(Rows from a dataset)
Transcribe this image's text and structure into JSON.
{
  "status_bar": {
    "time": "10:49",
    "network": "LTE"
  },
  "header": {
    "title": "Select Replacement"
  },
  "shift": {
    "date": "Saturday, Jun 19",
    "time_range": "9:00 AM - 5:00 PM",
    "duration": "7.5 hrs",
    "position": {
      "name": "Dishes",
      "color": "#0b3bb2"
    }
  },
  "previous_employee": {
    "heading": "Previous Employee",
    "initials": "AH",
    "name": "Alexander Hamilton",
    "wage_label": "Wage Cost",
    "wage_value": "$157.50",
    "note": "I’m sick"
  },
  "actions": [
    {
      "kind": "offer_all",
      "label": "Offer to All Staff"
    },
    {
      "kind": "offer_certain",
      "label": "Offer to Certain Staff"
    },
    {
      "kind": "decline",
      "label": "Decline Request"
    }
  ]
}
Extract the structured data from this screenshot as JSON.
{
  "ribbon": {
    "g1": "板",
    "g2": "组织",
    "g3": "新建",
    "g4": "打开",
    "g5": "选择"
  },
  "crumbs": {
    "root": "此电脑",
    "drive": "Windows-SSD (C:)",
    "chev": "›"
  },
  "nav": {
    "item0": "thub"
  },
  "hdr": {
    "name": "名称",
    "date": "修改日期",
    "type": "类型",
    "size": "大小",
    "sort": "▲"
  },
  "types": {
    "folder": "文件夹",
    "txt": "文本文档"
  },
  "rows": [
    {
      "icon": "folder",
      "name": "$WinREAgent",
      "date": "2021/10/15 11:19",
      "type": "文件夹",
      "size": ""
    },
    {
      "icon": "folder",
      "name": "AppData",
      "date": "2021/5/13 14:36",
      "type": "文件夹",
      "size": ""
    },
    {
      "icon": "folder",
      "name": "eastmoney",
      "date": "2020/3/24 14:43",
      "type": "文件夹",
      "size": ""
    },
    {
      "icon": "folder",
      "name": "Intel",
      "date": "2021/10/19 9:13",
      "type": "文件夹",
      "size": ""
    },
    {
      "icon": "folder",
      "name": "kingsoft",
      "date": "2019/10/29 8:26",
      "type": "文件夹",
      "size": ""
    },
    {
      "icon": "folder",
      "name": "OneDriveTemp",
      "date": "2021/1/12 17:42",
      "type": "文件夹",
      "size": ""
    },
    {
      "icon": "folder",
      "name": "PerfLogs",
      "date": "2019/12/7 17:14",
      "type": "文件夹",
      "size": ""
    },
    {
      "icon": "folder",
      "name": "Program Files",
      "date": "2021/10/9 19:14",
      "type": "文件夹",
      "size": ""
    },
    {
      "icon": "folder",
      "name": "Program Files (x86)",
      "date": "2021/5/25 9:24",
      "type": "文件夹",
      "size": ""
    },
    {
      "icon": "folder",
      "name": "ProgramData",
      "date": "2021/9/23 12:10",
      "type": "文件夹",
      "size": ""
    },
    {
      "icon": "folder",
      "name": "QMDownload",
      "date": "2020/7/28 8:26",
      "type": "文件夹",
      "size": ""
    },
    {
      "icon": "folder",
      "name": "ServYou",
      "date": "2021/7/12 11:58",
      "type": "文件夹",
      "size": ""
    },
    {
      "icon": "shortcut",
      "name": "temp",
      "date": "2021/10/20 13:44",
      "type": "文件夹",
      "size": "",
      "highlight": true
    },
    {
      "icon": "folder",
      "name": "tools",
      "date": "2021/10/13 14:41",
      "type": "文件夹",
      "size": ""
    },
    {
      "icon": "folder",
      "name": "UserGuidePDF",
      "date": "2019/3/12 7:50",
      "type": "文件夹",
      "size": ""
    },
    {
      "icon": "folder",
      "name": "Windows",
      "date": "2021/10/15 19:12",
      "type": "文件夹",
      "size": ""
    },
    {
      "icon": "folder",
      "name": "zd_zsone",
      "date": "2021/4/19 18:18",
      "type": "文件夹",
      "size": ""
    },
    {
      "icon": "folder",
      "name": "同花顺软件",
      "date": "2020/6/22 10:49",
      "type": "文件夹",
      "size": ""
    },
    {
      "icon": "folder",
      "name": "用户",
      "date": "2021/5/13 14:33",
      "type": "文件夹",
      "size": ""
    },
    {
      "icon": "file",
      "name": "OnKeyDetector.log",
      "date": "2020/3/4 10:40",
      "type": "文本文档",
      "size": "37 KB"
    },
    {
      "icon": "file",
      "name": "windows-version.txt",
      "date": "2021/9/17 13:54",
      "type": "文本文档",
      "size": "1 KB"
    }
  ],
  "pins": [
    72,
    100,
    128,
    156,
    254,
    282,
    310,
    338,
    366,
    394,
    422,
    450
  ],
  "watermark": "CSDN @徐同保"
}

**What you should do**. Every record above must be duplicated exactly.

**Task answer**.
Transcribe this image's text and structure into JSON.
{
  "status_bar": {
    "time": "10:49",
    "network": "LTE"
  },
  "header": {
    "title": "Select Replacement"
  },
  "shift": {
    "date": "Saturday, Jun 19",
    "time_range": "9:00 AM - 5:00 PM",
    "duration": "7.5 hrs",
    "position": {
      "name": "Dishes",
      "color": "#0b3bb2"
    }
  },
  "previous_employee": {
    "heading": "Previous Employee",
    "initials": "AH",
    "name": "Alexander Hamilton",
    "wage_label": "Wage Cost",
    "wage_value": "$157.50",
    "note": "I’m sick"
  },
  "actions": [
    {
      "kind": "offer_all",
      "label": "Offer to All Staff"
    },
    {
      "kind": "offer_certain",
      "label": "Offer to Certain Staff"
    },
    {
      "kind": "decline",
      "label": "Decline Request"
    }
  ]
}
Extract the structured data from this screenshot as JSON.
{
  "ribbon": {
    "g1": "板",
    "g2": "组织",
    "g3": "新建",
    "g4": "打开",
    "g5": "选择"
  },
  "crumbs": {
    "root": "此电脑",
    "drive": "Windows-SSD (C:)",
    "chev": "›"
  },
  "nav": {
    "item0": "thub"
  },
  "hdr": {
    "name": "名称",
    "date": "修改日期",
    "type": "类型",
    "size": "大小",
    "sort": "▲"
  },
  "types": {
    "folder": "文件夹",
    "txt": "文本文档"
  },
  "rows": [
    {
      "icon": "folder",
      "name": "$WinREAgent",
      "date": "2021/10/15 11:19",
      "type": "文件夹",
      "size": ""
    },
    {
      "icon": "folder",
      "name": "AppData",
      "date": "2021/5/13 14:36",
      "type": "文件夹",
      "size": ""
    },
    {
      "icon": "folder",
      "name": "eastmoney",
      "date": "2020/3/24 14:43",
      "type": "文件夹",
      "size": ""
    },
    {
      "icon": "folder",
      "name": "Intel",
      "date": "2021/10/19 9:13",
      "type": "文件夹",
      "size": ""
    },
    {
      "icon": "folder",
      "name": "kingsoft",
      "date": "2019/10/29 8:26",
      "type": "文件夹",
      "size": ""
    },
    {
      "icon": "folder",
      "name": "OneDriveTemp",
      "date": "2021/1/12 17:42",
      "type": "文件夹",
      "size": ""
    },
    {
      "icon": "folder",
      "name": "PerfLogs",
      "date": "2019/12/7 17:14",
      "type": "文件夹",
      "size": ""
    },
    {
      "icon": "folder",
      "name": "Program Files",
      "date": "2021/10/9 19:14",
      "type": "文件夹",
      "size": ""
    },
    {
      "icon": "folder",
      "name": "Program Files (x86)",
      "date": "2021/5/25 9:24",
      "type": "文件夹",
      "size": ""
    },
    {
      "icon": "folder",
      "name": "ProgramData",
      "date": "2021/9/23 12:10",
      "type": "文件夹",
      "size": ""
    },
    {
      "icon": "folder",
      "name": "QMDownload",
      "date": "2020/7/28 8:26",
      "type": "文件夹",
      "size": ""
    },
    {
      "icon": "folder",
      "name": "ServYou",
      "date": "2021/7/12 11:58",
      "type": "文件夹",
      "size": ""
    },
    {
      "icon": "shortcut",
      "name": "temp",
      "date": "2021/10/20 13:44",
      "type": "文件夹",
      "size": "",
      "highlight": true
    },
    {
      "icon": "folder",
      "name": "tools",
      "date": "2021/10/13 14:41",
      "type": "文件夹",
      "size": ""
    },
    {
      "icon": "folder",
      "name": "UserGuidePDF",
      "date": "2019/3/12 7:50",
      "type": "文件夹",
      "size": ""
    },
    {
      "icon": "folder",
      "name": "Windows",
      "date": "2021/10/15 19:12",
      "type": "文件夹",
      "size": ""
    },
    {
      "icon": "folder",
      "name": "zd_zsone",
      "date": "2021/4/19 18:18",
      "type": "文件夹",
      "size": ""
    },
    {
      "icon": "folder",
      "name": "同花顺软件",
      "date": "2020/6/22 10:49",
      "type": "文件夹",
      "size": ""
    },
    {
      "icon": "folder",
      "name": "用户",
      "date": "2021/5/13 14:33",
      "type": "文件夹",
      "size": ""
    },
    {
      "icon": "file",
      "name": "OnKeyDetector.log",
      "date": "2020/3/4 10:40",
      "type": "文本文档",
      "size": "37 KB"
    },
    {
      "icon": "file",
      "name": "windows-version.txt",
      "date": "2021/9/17 13:54",
      "type": "文本文档",
      "size": "1 KB"
    }
  ],
  "pins": [
    72,
    100,
    128,
    156,
    254,
    282,
    310,
    338,
    366,
    394,
    422,
    450
  ],
  "watermark": "CSDN @徐同保"
}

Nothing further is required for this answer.